» **Task details**
Reproduce the records below in full and word for word, excluding pictures.
start Record list
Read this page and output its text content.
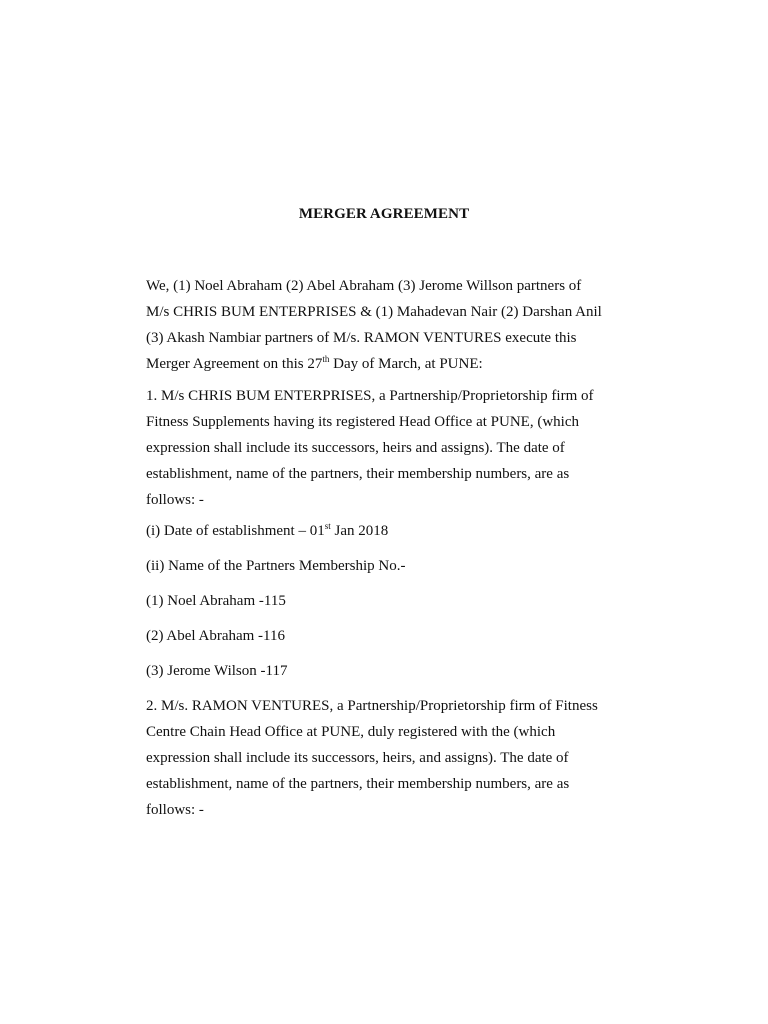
MERGER AGREEMENT
We, (1) Noel Abraham (2) Abel Abraham (3) Jerome Willson partners of
M/s CHRIS BUM ENTERPRISES & (1) Mahadevan Nair (2) Darshan Anil
(3) Akash Nambiar partners of M/s. RAMON VENTURES execute this
Merger Agreement on this 27th Day of March, at PUNE:
1. M/s CHRIS BUM ENTERPRISES, a Partnership/Proprietorship firm of
Fitness Supplements having its registered Head Office at PUNE, (which
expression shall include its successors, heirs and assigns). The date of
establishment, name of the partners, their membership numbers, are as
follows: -
(i) Date of establishment – 01st Jan 2018
(ii) Name of the Partners Membership No.-
(1) Noel Abraham -115
(2) Abel Abraham -116
(3) Jerome Wilson -117
2. M/s. RAMON VENTURES, a Partnership/Proprietorship firm of Fitness
Centre Chain Head Office at PUNE, duly registered with the (which
expression shall include its successors, heirs, and assigns). The date of
establishment, name of the partners, their membership numbers, are as
follows: -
end Record list
» **Task response**
Read this page and output its text content.
MERGER AGREEMENT
We, (1) Noel Abraham (2) Abel Abraham (3) Jerome Willson partners of
M/s CHRIS BUM ENTERPRISES & (1) Mahadevan Nair (2) Darshan Anil
(3) Akash Nambiar partners of M/s. RAMON VENTURES execute this
Merger Agreement on this 27th Day of March, at PUNE:
1. M/s CHRIS BUM ENTERPRISES, a Partnership/Proprietorship firm of
Fitness Supplements having its registered Head Office at PUNE, (which
expression shall include its successors, heirs and assigns). The date of
establishment, name of the partners, their membership numbers, are as
follows: -
(i) Date of establishment – 01st Jan 2018
(ii) Name of the Partners Membership No.-
(1) Noel Abraham -115
(2) Abel Abraham -116
(3) Jerome Wilson -117
2. M/s. RAMON VENTURES, a Partnership/Proprietorship firm of Fitness
Centre Chain Head Office at PUNE, duly registered with the (which
expression shall include its successors, heirs, and assigns). The date of
establishment, name of the partners, their membership numbers, are as
follows: -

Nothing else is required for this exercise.